━━━━━ Working data ━━━━━

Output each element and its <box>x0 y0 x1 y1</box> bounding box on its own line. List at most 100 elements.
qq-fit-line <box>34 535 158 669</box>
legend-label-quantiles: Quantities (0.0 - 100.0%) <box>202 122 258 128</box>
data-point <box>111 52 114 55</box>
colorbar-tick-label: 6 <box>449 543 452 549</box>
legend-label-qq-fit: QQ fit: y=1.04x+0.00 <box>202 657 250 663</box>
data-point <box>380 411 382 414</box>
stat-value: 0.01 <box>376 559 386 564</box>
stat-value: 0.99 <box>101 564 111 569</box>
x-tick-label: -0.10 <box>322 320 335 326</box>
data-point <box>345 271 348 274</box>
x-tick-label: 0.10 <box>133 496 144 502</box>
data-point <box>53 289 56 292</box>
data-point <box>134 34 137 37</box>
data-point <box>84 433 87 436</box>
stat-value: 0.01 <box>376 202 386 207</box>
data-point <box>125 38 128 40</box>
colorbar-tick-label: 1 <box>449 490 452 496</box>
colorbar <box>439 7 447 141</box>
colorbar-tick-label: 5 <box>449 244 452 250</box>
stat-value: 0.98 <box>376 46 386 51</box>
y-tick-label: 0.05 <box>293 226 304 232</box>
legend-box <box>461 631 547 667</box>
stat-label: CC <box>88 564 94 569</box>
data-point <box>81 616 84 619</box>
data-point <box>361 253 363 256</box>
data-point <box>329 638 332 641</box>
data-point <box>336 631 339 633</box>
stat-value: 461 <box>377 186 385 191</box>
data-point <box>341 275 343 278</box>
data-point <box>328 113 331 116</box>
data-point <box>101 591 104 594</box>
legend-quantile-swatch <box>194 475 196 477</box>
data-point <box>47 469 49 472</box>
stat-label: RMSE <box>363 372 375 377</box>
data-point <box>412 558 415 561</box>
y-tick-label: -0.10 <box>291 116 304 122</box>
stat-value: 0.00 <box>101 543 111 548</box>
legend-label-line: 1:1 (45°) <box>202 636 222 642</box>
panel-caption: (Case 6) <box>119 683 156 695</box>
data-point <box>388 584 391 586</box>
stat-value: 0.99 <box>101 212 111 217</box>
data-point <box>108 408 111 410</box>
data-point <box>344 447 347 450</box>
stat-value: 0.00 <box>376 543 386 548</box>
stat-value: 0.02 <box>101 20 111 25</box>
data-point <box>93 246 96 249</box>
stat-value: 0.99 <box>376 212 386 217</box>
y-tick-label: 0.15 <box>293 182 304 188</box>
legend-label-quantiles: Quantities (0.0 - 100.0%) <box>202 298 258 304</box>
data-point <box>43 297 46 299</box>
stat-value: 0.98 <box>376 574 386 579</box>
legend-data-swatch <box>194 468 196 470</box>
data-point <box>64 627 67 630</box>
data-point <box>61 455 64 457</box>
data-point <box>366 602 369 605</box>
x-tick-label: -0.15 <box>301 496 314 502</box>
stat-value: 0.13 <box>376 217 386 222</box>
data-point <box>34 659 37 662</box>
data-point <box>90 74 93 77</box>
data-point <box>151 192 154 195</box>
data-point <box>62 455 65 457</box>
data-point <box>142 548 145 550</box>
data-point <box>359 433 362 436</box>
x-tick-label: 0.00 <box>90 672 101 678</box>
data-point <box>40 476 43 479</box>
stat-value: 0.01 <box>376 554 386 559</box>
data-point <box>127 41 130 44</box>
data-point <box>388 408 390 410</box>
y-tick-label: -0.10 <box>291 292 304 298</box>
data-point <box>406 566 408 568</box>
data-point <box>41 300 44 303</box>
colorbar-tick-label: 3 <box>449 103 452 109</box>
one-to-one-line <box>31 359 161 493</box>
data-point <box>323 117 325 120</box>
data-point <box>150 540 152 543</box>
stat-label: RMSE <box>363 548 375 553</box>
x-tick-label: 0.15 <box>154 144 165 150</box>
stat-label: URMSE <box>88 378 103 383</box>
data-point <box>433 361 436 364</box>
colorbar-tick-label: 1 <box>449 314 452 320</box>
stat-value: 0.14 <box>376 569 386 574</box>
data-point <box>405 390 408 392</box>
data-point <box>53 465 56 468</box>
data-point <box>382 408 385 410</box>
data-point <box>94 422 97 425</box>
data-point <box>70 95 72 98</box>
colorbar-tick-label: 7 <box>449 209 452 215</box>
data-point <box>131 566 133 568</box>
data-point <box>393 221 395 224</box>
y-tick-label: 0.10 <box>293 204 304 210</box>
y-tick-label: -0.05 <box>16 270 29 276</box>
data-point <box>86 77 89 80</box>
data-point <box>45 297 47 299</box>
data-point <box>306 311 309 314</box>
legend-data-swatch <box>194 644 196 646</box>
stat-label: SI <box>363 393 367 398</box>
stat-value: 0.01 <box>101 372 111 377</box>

━━━━━

- **What to work on**: Edit the entries so that every "data-point" reads "scatter-point", and leave everything else unchanged.

- **Task response**:
Output each element and its <box>x0 y0 x1 y1</box> bounding box on its own line. List at most 100 elements.
qq-fit-line <box>34 535 158 669</box>
legend-label-quantiles: Quantities (0.0 - 100.0%) <box>202 122 258 128</box>
scatter-point <box>111 52 114 55</box>
colorbar-tick-label: 6 <box>449 543 452 549</box>
legend-label-qq-fit: QQ fit: y=1.04x+0.00 <box>202 657 250 663</box>
scatter-point <box>380 411 382 414</box>
stat-value: 0.01 <box>376 559 386 564</box>
stat-value: 0.99 <box>101 564 111 569</box>
x-tick-label: -0.10 <box>322 320 335 326</box>
scatter-point <box>345 271 348 274</box>
x-tick-label: 0.10 <box>133 496 144 502</box>
scatter-point <box>53 289 56 292</box>
scatter-point <box>134 34 137 37</box>
scatter-point <box>84 433 87 436</box>
stat-value: 0.01 <box>376 202 386 207</box>
scatter-point <box>125 38 128 40</box>
colorbar-tick-label: 1 <box>449 490 452 496</box>
colorbar <box>439 7 447 141</box>
colorbar-tick-label: 5 <box>449 244 452 250</box>
stat-value: 0.98 <box>376 46 386 51</box>
y-tick-label: 0.05 <box>293 226 304 232</box>
legend-box <box>461 631 547 667</box>
stat-label: CC <box>88 564 94 569</box>
scatter-point <box>81 616 84 619</box>
scatter-point <box>361 253 363 256</box>
scatter-point <box>329 638 332 641</box>
scatter-point <box>336 631 339 633</box>
stat-value: 461 <box>377 186 385 191</box>
scatter-point <box>341 275 343 278</box>
scatter-point <box>328 113 331 116</box>
scatter-point <box>101 591 104 594</box>
legend-quantile-swatch <box>194 475 196 477</box>
scatter-point <box>47 469 49 472</box>
stat-label: RMSE <box>363 372 375 377</box>
scatter-point <box>412 558 415 561</box>
y-tick-label: -0.10 <box>291 116 304 122</box>
stat-value: 0.00 <box>101 543 111 548</box>
legend-label-line: 1:1 (45°) <box>202 636 222 642</box>
panel-caption: (Case 6) <box>119 683 156 695</box>
scatter-point <box>388 584 391 586</box>
stat-value: 0.99 <box>101 212 111 217</box>
scatter-point <box>108 408 111 410</box>
scatter-point <box>344 447 347 450</box>
stat-value: 0.00 <box>376 543 386 548</box>
stat-value: 0.02 <box>101 20 111 25</box>
scatter-point <box>93 246 96 249</box>
stat-value: 0.99 <box>376 212 386 217</box>
y-tick-label: 0.15 <box>293 182 304 188</box>
legend-label-quantiles: Quantities (0.0 - 100.0%) <box>202 298 258 304</box>
scatter-point <box>43 297 46 299</box>
stat-value: 0.98 <box>376 574 386 579</box>
legend-data-swatch <box>194 468 196 470</box>
scatter-point <box>64 627 67 630</box>
scatter-point <box>61 455 64 457</box>
scatter-point <box>366 602 369 605</box>
x-tick-label: -0.15 <box>301 496 314 502</box>
stat-value: 0.13 <box>376 217 386 222</box>
scatter-point <box>34 659 37 662</box>
scatter-point <box>90 74 93 77</box>
scatter-point <box>151 192 154 195</box>
scatter-point <box>62 455 65 457</box>
scatter-point <box>142 548 145 550</box>
scatter-point <box>359 433 362 436</box>
x-tick-label: 0.00 <box>90 672 101 678</box>
scatter-point <box>40 476 43 479</box>
stat-value: 0.01 <box>376 554 386 559</box>
scatter-point <box>127 41 130 44</box>
scatter-point <box>388 408 390 410</box>
y-tick-label: -0.10 <box>291 292 304 298</box>
scatter-point <box>406 566 408 568</box>
scatter-point <box>41 300 44 303</box>
colorbar-tick-label: 3 <box>449 103 452 109</box>
one-to-one-line <box>31 359 161 493</box>
scatter-point <box>323 117 325 120</box>
scatter-point <box>150 540 152 543</box>
stat-label: RMSE <box>363 548 375 553</box>
x-tick-label: 0.15 <box>154 144 165 150</box>
stat-label: URMSE <box>88 378 103 383</box>
scatter-point <box>433 361 436 364</box>
colorbar-tick-label: 1 <box>449 314 452 320</box>
stat-value: 0.14 <box>376 569 386 574</box>
scatter-point <box>405 390 408 392</box>
scatter-point <box>53 465 56 468</box>
scatter-point <box>382 408 385 410</box>
scatter-point <box>94 422 97 425</box>
scatter-point <box>70 95 72 98</box>
colorbar-tick-label: 7 <box>449 209 452 215</box>
scatter-point <box>131 566 133 568</box>
scatter-point <box>393 221 395 224</box>
y-tick-label: 0.10 <box>293 204 304 210</box>
y-tick-label: -0.05 <box>16 270 29 276</box>
scatter-point <box>86 77 89 80</box>
scatter-point <box>45 297 47 299</box>
scatter-point <box>306 311 309 314</box>
legend-data-swatch <box>194 644 196 646</box>
stat-label: SI <box>363 393 367 398</box>
stat-value: 0.01 <box>101 372 111 377</box>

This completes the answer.